### WHAT YOU ARE ASKED TO DO
Repeat each entry as written, dropping any picture you find.

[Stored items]
**********

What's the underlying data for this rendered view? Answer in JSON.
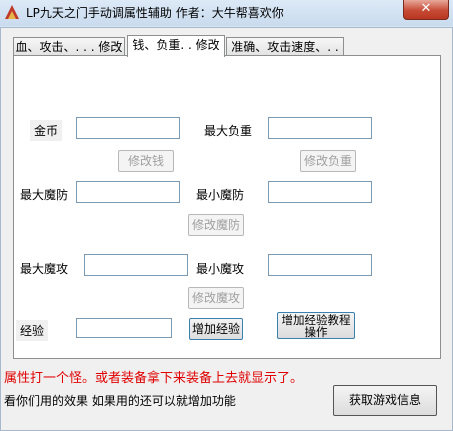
{
  "window": {
    "title": "LP九天之门手动调属性辅助  作者：大牛帮喜欢你",
    "close_label": "✕"
  },
  "tabs": [
    {
      "label": "血、攻击、. . . 修改"
    },
    {
      "label": "钱、负重. . 修改"
    },
    {
      "label": "准确、攻击速度、. ."
    }
  ],
  "fields": {
    "gold_label": "金币",
    "max_weight_label": "最大负重",
    "max_mdef_label": "最大魔防",
    "min_mdef_label": "最小魔防",
    "max_matk_label": "最大魔攻",
    "min_matk_label": "最小魔攻",
    "exp_label": "经验"
  },
  "buttons": {
    "modify_money": "修改钱",
    "modify_weight": "修改负重",
    "modify_mdef": "修改魔防",
    "modify_matk": "修改魔攻",
    "add_exp": "增加经验",
    "exp_tutorial": "增加经验教程操作",
    "get_game_info": "获取游戏信息"
  },
  "messages": {
    "red_hint": "属性打一个怪。或者装备拿下来装备上去就显示了。",
    "note": "看你们用的效果 如果用的还可以就增加功能"
  },
  "colors": {
    "warning": "#e00000"
  }
}
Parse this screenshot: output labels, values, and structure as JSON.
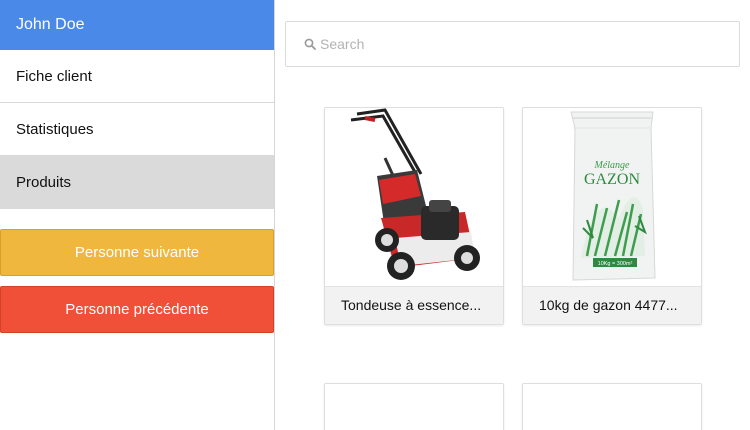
{
  "sidebar": {
    "user_name": "John Doe",
    "nav": [
      {
        "label": "Fiche client",
        "active": false
      },
      {
        "label": "Statistiques",
        "active": false
      },
      {
        "label": "Produits",
        "active": true
      }
    ],
    "next_button": "Personne suivante",
    "prev_button": "Personne précédente"
  },
  "search": {
    "placeholder": "Search",
    "value": ""
  },
  "products": [
    {
      "name": "Tondeuse à essence...",
      "image": "lawn-mower-image"
    },
    {
      "name": "10kg de gazon 4477...",
      "image": "grass-seed-bag-image",
      "bag_text_1": "Mélange",
      "bag_text_2": "GAZON",
      "bag_text_3": "10Kg = 300m²"
    },
    {
      "name": "",
      "image": ""
    },
    {
      "name": "",
      "image": ""
    }
  ],
  "colors": {
    "header": "#4a89e8",
    "next": "#f0b73e",
    "prev": "#f05038",
    "active_nav": "#dadada"
  }
}
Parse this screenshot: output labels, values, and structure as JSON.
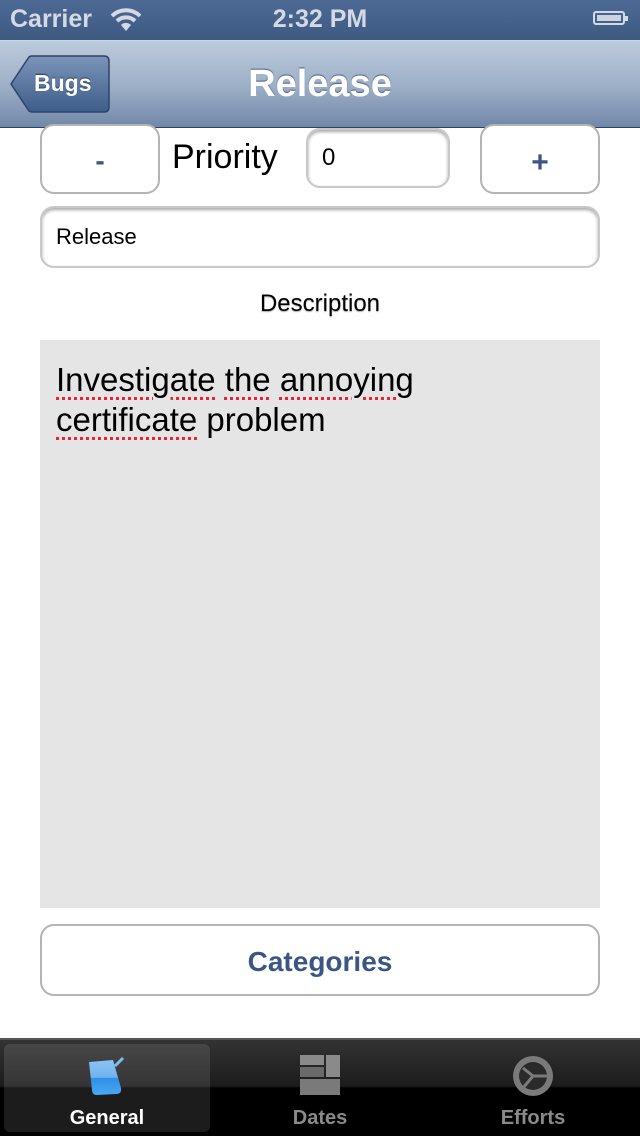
{
  "status_bar": {
    "carrier": "Carrier",
    "time": "2:32 PM",
    "wifi_icon": "wifi-icon",
    "battery_icon": "battery-icon"
  },
  "nav_bar": {
    "title": "Release",
    "back_label": "Bugs"
  },
  "form": {
    "decrement_label": "-",
    "increment_label": "+",
    "priority_label": "Priority",
    "priority_value": "0",
    "title_value": "Release",
    "description_label": "Description",
    "description_words": [
      "Investigate",
      "the",
      "annoying"
    ],
    "description_line2_word": "certificate",
    "description_line2_rest": " problem",
    "description_value": "Investigate the annoying certificate problem",
    "categories_label": "Categories"
  },
  "colors": {
    "accent": "#3b5684",
    "navbar": "#7188a9",
    "text_area_bg": "#e5e5e5"
  },
  "tab_bar": {
    "tabs": [
      {
        "label": "General",
        "icon": "notepad-icon",
        "active": true
      },
      {
        "label": "Dates",
        "icon": "calendar-grid-icon",
        "active": false
      },
      {
        "label": "Efforts",
        "icon": "clock-icon",
        "active": false
      }
    ]
  }
}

**********

### FULL ANSWER
What's the underlying data for this rendered view? Answer in JSON.
{
  "window": {
    "title": "LP九天之门手动调属性辅助  作者：大牛帮喜欢你",
    "close_label": "✕"
  },
  "tabs": [
    {
      "label": "血、攻击、. . . 修改"
    },
    {
      "label": "钱、负重. . 修改"
    },
    {
      "label": "准确、攻击速度、. ."
    }
  ],
  "fields": {
    "gold_label": "金币",
    "max_weight_label": "最大负重",
    "max_mdef_label": "最大魔防",
    "min_mdef_label": "最小魔防",
    "max_matk_label": "最大魔攻",
    "min_matk_label": "最小魔攻",
    "exp_label": "经验"
  },
  "buttons": {
    "modify_money": "修改钱",
    "modify_weight": "修改负重",
    "modify_mdef": "修改魔防",
    "modify_matk": "修改魔攻",
    "add_exp": "增加经验",
    "exp_tutorial": "增加经验教程操作",
    "get_game_info": "获取游戏信息"
  },
  "messages": {
    "red_hint": "属性打一个怪。或者装备拿下来装备上去就显示了。",
    "note": "看你们用的效果 如果用的还可以就增加功能"
  },
  "colors": {
    "warning": "#e00000"
  }
}
Parse this screenshot: output labels, values, and structure as JSON.
{
  "sidebar": {
    "user_name": "John Doe",
    "nav": [
      {
        "label": "Fiche client",
        "active": false
      },
      {
        "label": "Statistiques",
        "active": false
      },
      {
        "label": "Produits",
        "active": true
      }
    ],
    "next_button": "Personne suivante",
    "prev_button": "Personne précédente"
  },
  "search": {
    "placeholder": "Search",
    "value": ""
  },
  "products": [
    {
      "name": "Tondeuse à essence...",
      "image": "lawn-mower-image"
    },
    {
      "name": "10kg de gazon 4477...",
      "image": "grass-seed-bag-image",
      "bag_text_1": "Mélange",
      "bag_text_2": "GAZON",
      "bag_text_3": "10Kg = 300m²"
    },
    {
      "name": "",
      "image": ""
    },
    {
      "name": "",
      "image": ""
    }
  ],
  "colors": {
    "header": "#4a89e8",
    "next": "#f0b73e",
    "prev": "#f05038",
    "active_nav": "#dadada"
  }
}
Parse this screenshot: output labels, values, and structure as JSON.
{
  "status_bar": {
    "carrier": "Carrier",
    "time": "2:32 PM",
    "wifi_icon": "wifi-icon",
    "battery_icon": "battery-icon"
  },
  "nav_bar": {
    "title": "Release",
    "back_label": "Bugs"
  },
  "form": {
    "decrement_label": "-",
    "increment_label": "+",
    "priority_label": "Priority",
    "priority_value": "0",
    "title_value": "Release",
    "description_label": "Description",
    "description_words": [
      "Investigate",
      "the",
      "annoying"
    ],
    "description_line2_word": "certificate",
    "description_line2_rest": " problem",
    "description_value": "Investigate the annoying certificate problem",
    "categories_label": "Categories"
  },
  "colors": {
    "accent": "#3b5684",
    "navbar": "#7188a9",
    "text_area_bg": "#e5e5e5"
  },
  "tab_bar": {
    "tabs": [
      {
        "label": "General",
        "icon": "notepad-icon",
        "active": true
      },
      {
        "label": "Dates",
        "icon": "calendar-grid-icon",
        "active": false
      },
      {
        "label": "Efforts",
        "icon": "clock-icon",
        "active": false
      }
    ]
  }
}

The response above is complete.